>>

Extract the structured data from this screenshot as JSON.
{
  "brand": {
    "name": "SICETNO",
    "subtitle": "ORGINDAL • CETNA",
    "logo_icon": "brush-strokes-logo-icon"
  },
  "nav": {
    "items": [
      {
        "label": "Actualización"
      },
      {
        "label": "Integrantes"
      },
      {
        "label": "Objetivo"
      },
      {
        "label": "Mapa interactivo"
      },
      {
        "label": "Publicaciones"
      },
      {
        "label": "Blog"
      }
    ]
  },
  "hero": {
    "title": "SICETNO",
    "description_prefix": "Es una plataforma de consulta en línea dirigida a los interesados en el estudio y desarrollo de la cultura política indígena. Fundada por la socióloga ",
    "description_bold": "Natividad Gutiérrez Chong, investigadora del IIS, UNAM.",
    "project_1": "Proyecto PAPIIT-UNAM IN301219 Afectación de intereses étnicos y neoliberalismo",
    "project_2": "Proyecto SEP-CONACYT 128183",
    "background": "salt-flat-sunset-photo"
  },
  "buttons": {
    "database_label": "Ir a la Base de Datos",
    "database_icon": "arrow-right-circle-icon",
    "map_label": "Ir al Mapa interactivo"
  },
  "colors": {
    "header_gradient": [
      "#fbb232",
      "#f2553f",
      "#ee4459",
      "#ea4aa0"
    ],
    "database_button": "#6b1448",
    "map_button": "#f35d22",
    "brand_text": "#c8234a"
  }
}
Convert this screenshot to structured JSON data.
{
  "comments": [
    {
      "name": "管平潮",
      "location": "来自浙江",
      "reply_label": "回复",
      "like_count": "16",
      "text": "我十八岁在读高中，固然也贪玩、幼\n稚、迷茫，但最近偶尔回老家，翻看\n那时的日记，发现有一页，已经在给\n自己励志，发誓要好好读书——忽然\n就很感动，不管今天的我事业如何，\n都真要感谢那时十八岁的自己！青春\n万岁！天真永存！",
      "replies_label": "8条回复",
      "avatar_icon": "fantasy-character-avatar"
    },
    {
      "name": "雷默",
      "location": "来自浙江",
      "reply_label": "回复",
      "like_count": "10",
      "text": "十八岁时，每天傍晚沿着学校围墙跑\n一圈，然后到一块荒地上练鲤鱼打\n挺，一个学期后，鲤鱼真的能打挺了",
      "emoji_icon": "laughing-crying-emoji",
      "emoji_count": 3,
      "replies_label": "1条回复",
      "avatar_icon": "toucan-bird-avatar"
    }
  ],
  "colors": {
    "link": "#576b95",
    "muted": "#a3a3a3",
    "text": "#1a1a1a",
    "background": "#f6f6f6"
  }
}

<<

▸ Instructions for the task: Extract every line that has the string "screenshot" in it.

▸ Expected answer:
Extract the structured data from this screenshot as JSON.
Convert this screenshot to structured JSON data.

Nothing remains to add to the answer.